_Passage provided:_

·····

Although he was small in primary school, Tommy grew rapidly around the age of 12, reaching his full adult height of 6 ft 2 in (188 cm) at 18. Thus, he was known as "Big Tam" during his teen years. Young Connery started smoking when he was nine years old, and he left school at 13 with no qualifications. He spent time delivering milk, polishing coffins, and laying bricks until he joined the Royal Navy at the age of 16. After three years duodenal ulcer forced him to leave the service. He received a disability pension for a period after this. Then he drove trucks, worked as a lifeguard at Portobello pool, posed as a model at the Edinburgh College of Art, and spent his spare time bodybuilding.
A keen footballer, Connery played for Bonnyrigg Rose and once turned heads with a superb goal against Broxburn Athletic in the 1951 Scottish Junior Cup tie. He was offered a £25-a-week contract at Manchester United. However, he decided to pursue his luck on the stage as he had already been bitten by the acting bug when odd-jobbing at a local theatre. Later in his life, he called this particular decision "one of my more intelligent moves".
On the actor's death, Bonnyrigg Rose Athletic FC tweeted: "A rainbow falls on to NDP following the sad announcement of probably our most famous footballer and one of the most iconic Scots of all time. We would like to offer our deepest condolences to his family. RIP Sean".
In 1953, Connery participated in the Mr Universe competition held in London, finishing third in the tall man's division. Connery made the first of many appearances as a film extra in the 1954 film "Lilacs in the Spring". He had minor roles on television too, including a gangster in an episode of the BBC police drama "Dixon of Dock Green" (1956). In 1957, he got his first leading role in "Blood Money". Connery was suggested on the role by the director's wife, Dana Broccoli, who told her husband: "The ladies will like him".
In 1958, he played alongside Lana Turner in the film "Another Time, Another Place". Her boyfriend, the mobster Johnny Stompanato, felt jealous because of the rumours of a romance between Connery and Turner. As a result, he stormed on set and pulled out a gun. Connery grabbed it from his hand and overpowered the angry gangster before others stepped in.
31-year-old Sean Connery had a great career break as an actor when Producers Cubby Broccoli and Harry Saltzman who acquired the rights to film Ian Fleming's novels, were looking for an actor to portray 007. Broccoli's wife, Dana, persuaded her husband that Connery had the magnetism and sexual chemistry for the part. Ian Fleming was not happy with the choice as he favoured Cary Grant. There were other candidates such as Richard Burton, Rex Harrison, Lord Lucan, Patrick McGoohan, David Niven, Peter Snow, Laurence Harvey, Richard Todd, Trevor Howard, James Mason, Steve Reeves, Richard Johnson, William Franklyn, Stanley Baker, Ian Hendry, Rod Taylor, and George Baker. Eventually, the author changed his mind after seeing Sean Connery acting. Fleming even wrote a half-Scottish history for the character in some of his later works. A director friend, Terence Young, took Connery to expensive restaurants and casinos, teaching him how to carry himself, so Sean would adopt sophisticated tastes and pass as an elegant secret agent.

·····

[Records]
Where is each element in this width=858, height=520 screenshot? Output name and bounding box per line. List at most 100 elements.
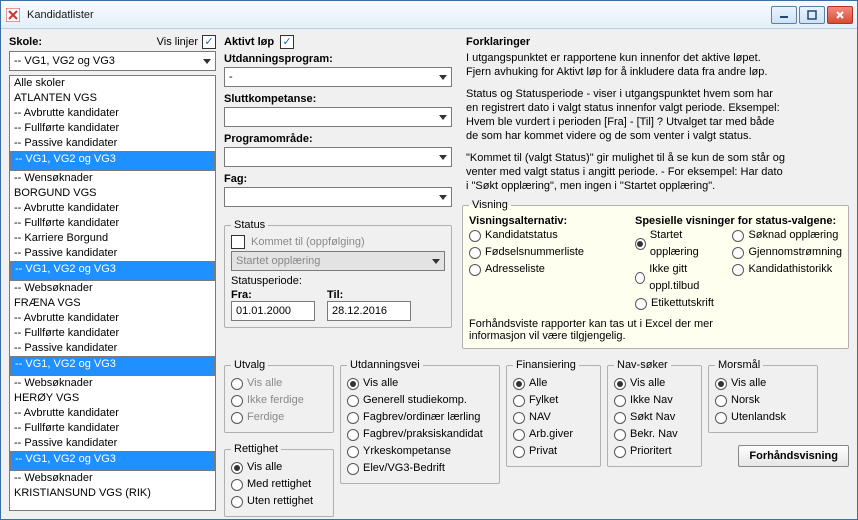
status-legend: Status xyxy=(231,219,268,231)
status-fieldset: Status Kommet til (oppfølging) Startet o… xyxy=(224,219,452,328)
navsoker-fieldset: Nav-søkerVis alleIkke NavSøkt NavBekr. N… xyxy=(607,359,702,467)
sluttkompetanse-dropdown[interactable] xyxy=(224,107,452,127)
radio-option[interactable]: Fødselsnummerliste xyxy=(469,244,619,261)
list-item[interactable]: -- Wensøknader xyxy=(10,171,215,186)
skole-listbox[interactable]: Alle skolerATLANTEN VGS-- Avbrutte kandi… xyxy=(9,75,216,511)
fieldset-legend: Finansiering xyxy=(513,359,579,371)
list-item[interactable]: -- Fullførte kandidater xyxy=(10,121,215,136)
list-item[interactable]: -- Websøknader xyxy=(10,471,215,486)
aktivt-lop-checkbox[interactable] xyxy=(280,35,294,49)
list-item[interactable]: -- Avbrutte kandidater xyxy=(10,311,215,326)
radio-icon xyxy=(614,378,626,390)
radio-option[interactable]: Gjennomstrømning xyxy=(732,244,842,261)
radio-option[interactable]: Vis alle xyxy=(614,375,695,392)
radio-option[interactable]: Norsk xyxy=(715,392,811,409)
radio-option[interactable]: Ikke gitt oppl.tilbud xyxy=(635,261,724,295)
kommet-til-checkbox[interactable]: Kommet til (oppfølging) xyxy=(231,235,445,249)
radio-option[interactable]: Privat xyxy=(513,443,594,460)
radio-option[interactable]: Alle xyxy=(513,375,594,392)
radio-option[interactable]: NAV xyxy=(513,409,594,426)
close-button[interactable] xyxy=(827,6,853,24)
programomrade-dropdown[interactable] xyxy=(224,147,452,167)
radio-option[interactable]: Vis alle xyxy=(347,375,493,392)
list-item[interactable]: -- VG1, VG2 og VG3 xyxy=(10,151,215,171)
skole-dropdown[interactable]: -- VG1, VG2 og VG3 xyxy=(9,51,216,71)
radio-option[interactable]: Søknad opplæring xyxy=(732,227,842,244)
statusperiode-label: Statusperiode: xyxy=(231,275,445,287)
forhandsvisning-button[interactable]: Forhåndsvisning xyxy=(738,445,849,467)
list-item[interactable]: KRISTIANSUND VGS (RIK) xyxy=(10,486,215,501)
bottom-row: UtvalgVis alleIkke ferdigeFerdige Rettig… xyxy=(224,359,849,519)
list-item[interactable]: -- Fullførte kandidater xyxy=(10,421,215,436)
fra-label: Fra: xyxy=(231,289,315,301)
radio-option[interactable]: Med rettighet xyxy=(231,476,327,493)
vis-linjer-checkbox[interactable]: Vis linjer xyxy=(157,35,216,49)
list-item[interactable]: Alle skoler xyxy=(10,76,215,91)
radio-option: Vis alle xyxy=(231,375,327,392)
list-item[interactable]: -- Websøknader xyxy=(10,376,215,391)
radio-option[interactable]: Generell studiekomp. xyxy=(347,392,493,409)
titlebar: Kandidatlister xyxy=(1,1,857,29)
list-item[interactable]: -- Websøknader xyxy=(10,281,215,296)
radio-option[interactable]: Vis alle xyxy=(231,459,327,476)
fieldset-legend: Utdanningsvei xyxy=(347,359,423,371)
radio-option[interactable]: Kandidathistorikk xyxy=(732,261,842,278)
status-dropdown[interactable]: Startet opplæring xyxy=(231,251,445,271)
list-item[interactable]: -- VG1, VG2 og VG3 xyxy=(10,451,215,471)
minimize-button[interactable] xyxy=(771,6,797,24)
chevron-down-icon xyxy=(203,59,211,64)
list-item[interactable]: -- Avbrutte kandidater xyxy=(10,106,215,121)
utdanningsprogram-dropdown[interactable]: - xyxy=(224,67,452,87)
radio-icon xyxy=(635,272,645,284)
list-item[interactable]: -- VG1, VG2 og VG3 xyxy=(10,356,215,376)
maximize-button[interactable] xyxy=(799,6,825,24)
list-item[interactable]: ATLANTEN VGS xyxy=(10,91,215,106)
radio-option[interactable]: Etikettutskrift xyxy=(635,295,724,312)
radio-option[interactable]: Startet opplæring xyxy=(635,227,724,261)
radio-option[interactable]: Yrkeskompetanse xyxy=(347,443,493,460)
list-item[interactable]: -- Fullførte kandidater xyxy=(10,326,215,341)
radio-icon xyxy=(513,412,525,424)
radio-option[interactable]: Søkt Nav xyxy=(614,409,695,426)
list-item[interactable]: -- Karriere Borgund xyxy=(10,231,215,246)
list-item[interactable]: -- VG1, VG2 og VG3 xyxy=(10,261,215,281)
radio-option[interactable]: Bekr. Nav xyxy=(614,426,695,443)
checkbox-icon xyxy=(202,35,216,49)
list-item[interactable]: -- Passive kandidater xyxy=(10,436,215,451)
til-date-input[interactable]: 28.12.2016 xyxy=(327,301,411,321)
skole-label: Skole: xyxy=(9,36,42,48)
fieldset-legend: Utvalg xyxy=(231,359,268,371)
radio-option[interactable]: Elev/VG3-Bedrift xyxy=(347,460,493,477)
radio-option[interactable]: Fylket xyxy=(513,392,594,409)
radio-icon xyxy=(614,412,626,424)
list-item[interactable]: BORGUND VGS xyxy=(10,186,215,201)
radio-option[interactable]: Vis alle xyxy=(715,375,811,392)
radio-option[interactable]: Adresseliste xyxy=(469,261,619,278)
visning-legend: Visning xyxy=(469,199,511,211)
radio-option[interactable]: Utenlandsk xyxy=(715,409,811,426)
list-item[interactable]: HERØY VGS xyxy=(10,391,215,406)
list-item[interactable]: -- Passive kandidater xyxy=(10,136,215,151)
fra-date-input[interactable]: 01.01.2000 xyxy=(231,301,315,321)
window: Kandidatlister Skole: Vis linjer -- VG1,… xyxy=(0,0,858,520)
fag-dropdown[interactable] xyxy=(224,187,452,207)
radio-option[interactable]: Uten rettighet xyxy=(231,493,327,510)
radio-option[interactable]: Kandidatstatus xyxy=(469,227,619,244)
window-buttons xyxy=(771,6,853,24)
radio-option[interactable]: Arb.giver xyxy=(513,426,594,443)
radio-icon xyxy=(347,463,359,475)
list-item[interactable]: -- Passive kandidater xyxy=(10,246,215,261)
list-item[interactable]: -- Avbrutte kandidater xyxy=(10,201,215,216)
list-item[interactable]: -- Avbrutte kandidater xyxy=(10,406,215,421)
radio-option[interactable]: Prioritert xyxy=(614,443,695,460)
sluttkompetanse-label: Sluttkompetanse: xyxy=(224,93,452,105)
radio-icon xyxy=(513,378,525,390)
list-item[interactable]: -- Fullførte kandidater xyxy=(10,216,215,231)
fieldset-legend: Rettighet xyxy=(231,443,281,455)
chevron-down-icon xyxy=(439,155,447,160)
radio-option[interactable]: Fagbrev/praksiskandidat xyxy=(347,426,493,443)
radio-option[interactable]: Fagbrev/ordinær lærling xyxy=(347,409,493,426)
radio-option[interactable]: Ikke Nav xyxy=(614,392,695,409)
list-item[interactable]: FRÆNA VGS xyxy=(10,296,215,311)
list-item[interactable]: -- Passive kandidater xyxy=(10,341,215,356)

·····

_Written exercise 1:_ Write out the Sean Connery passage word for word, starting at "In 1953, Connery" and ending at "others stepped in.".
_Written exercise 2:_ Extend the Sean Connery passage with new sentences that pick up after its final sentence.
The records have no role here.

_Final result 1:_
In 1953, Connery participated in the Mr Universe competition held in London, finishing third in the tall man's division. Connery made the first of many appearances as a film extra in the 1954 film "Lilacs in the Spring". He had minor roles on television too, including a gangster in an episode of the BBC police drama "Dixon of Dock Green" (1956). In 1957, he got his first leading role in "Blood Money". Connery was suggested on the role by the director's wife, Dana Broccoli, who told her husband: "The ladies will like him".
In 1958, he played alongside Lana Turner in the film "Another Time, Another Place". Her boyfriend, the mobster Johnny Stompanato, felt jealous because of the rumours of a romance between Connery and Turner. As a result, he stormed on set and pulled out a gun. Connery grabbed it from his hand and overpowered the angry gangster before others stepped in.

_Final result 2:_
The first Bond film "Dr No" (1962) made a pile of money at the box office; President John Kennedy requested a private screening at the White House, to say the least. Sean Connery improvised his iconic line 'Bond. James Bond' in "Dr No" because he thought the initial introduction line 'I am James Bond' sounded unnatural. It took a few subsequent takes before he included the pause, giving the line its brilliant effect. Ever since hardly anyone can imagine 'James Bond' introducing himself any other way.
More outings followed in "From Russia with Love" (1963), "Goldfinger" (1964), "Thunderball" (1965), and "You Only Live Twice" (1967). As Connery feared being typecast, he turned down "On Her Majesty's Secret Service", with the role given to Australian actor George Lazenby.
But Connery was lured back for "Diamonds Are Forever" (1971) by the producers who agreed on the actor's demand to pay him a then-record $1.25m fee. Connery used it to set up the Scottish International Education Trust, supporting the careers of up-and-coming Scottish artists.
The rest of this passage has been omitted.